Start of Entries supplied

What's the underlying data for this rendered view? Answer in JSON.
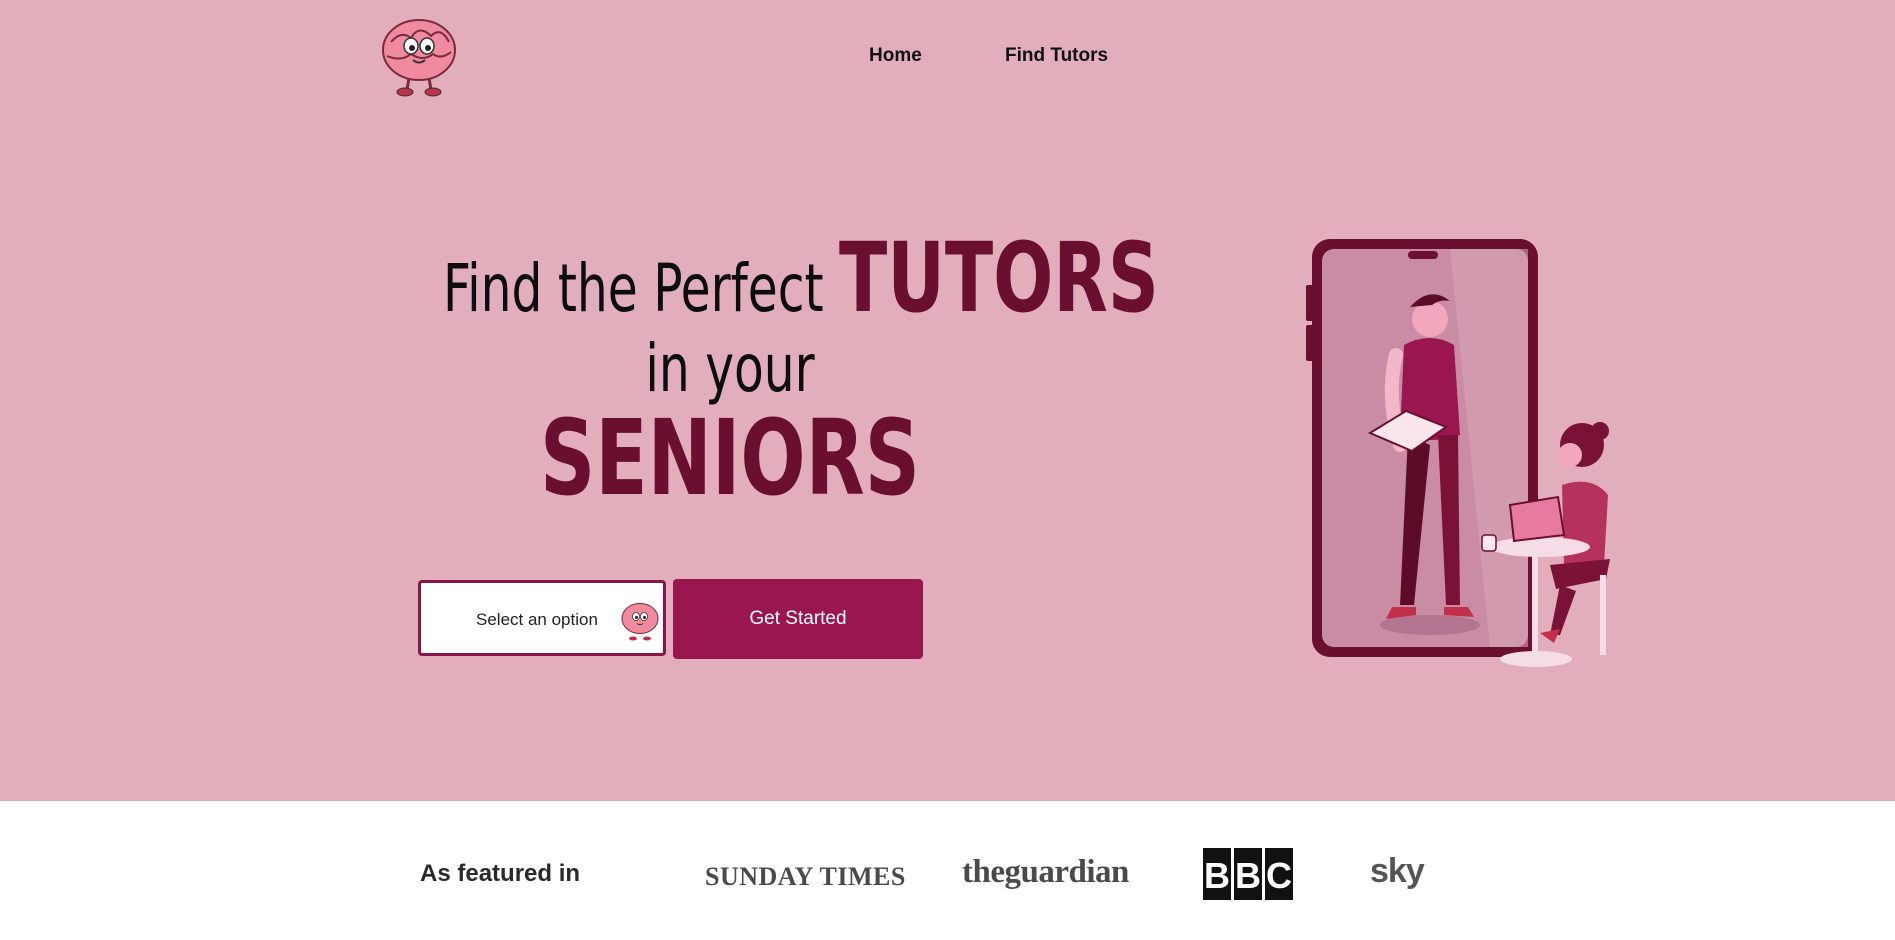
{
  "nav": {
    "home": "Home",
    "find_tutors": "Find Tutors"
  },
  "hero": {
    "line1_prefix": "Find the Perfect ",
    "line1_accent": "TUTORS",
    "line2": "in your",
    "line3": "SENIORS",
    "select_placeholder": "Select an option",
    "cta_label": "Get Started"
  },
  "featured": {
    "label": "As featured in",
    "outlets": [
      "SUNDAY TIMES",
      "theguardian",
      "BBC",
      "sky"
    ]
  },
  "colors": {
    "hero_bg": "#e3aebc",
    "accent_dark": "#6b0f30",
    "cta_bg": "#9a164f"
  },
  "icons": {
    "logo": "brain-mascot-icon",
    "select_icon": "brain-mascot-icon",
    "illustration": "tutor-phone-illustration"
  }
}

End of Entries supplied

Copy every entry word for word, but omit the pictures.

What's the underlying data for this rendered view? Answer in JSON.
{
  "nav": {
    "home": "Home",
    "find_tutors": "Find Tutors"
  },
  "hero": {
    "line1_prefix": "Find the Perfect ",
    "line1_accent": "TUTORS",
    "line2": "in your",
    "line3": "SENIORS",
    "select_placeholder": "Select an option",
    "cta_label": "Get Started"
  },
  "featured": {
    "label": "As featured in",
    "outlets": [
      "SUNDAY TIMES",
      "theguardian",
      "BBC",
      "sky"
    ]
  },
  "colors": {
    "hero_bg": "#e3aebc",
    "accent_dark": "#6b0f30",
    "cta_bg": "#9a164f"
  },
  "icons": {
    "logo": "brain-mascot-icon",
    "select_icon": "brain-mascot-icon",
    "illustration": "tutor-phone-illustration"
  }
}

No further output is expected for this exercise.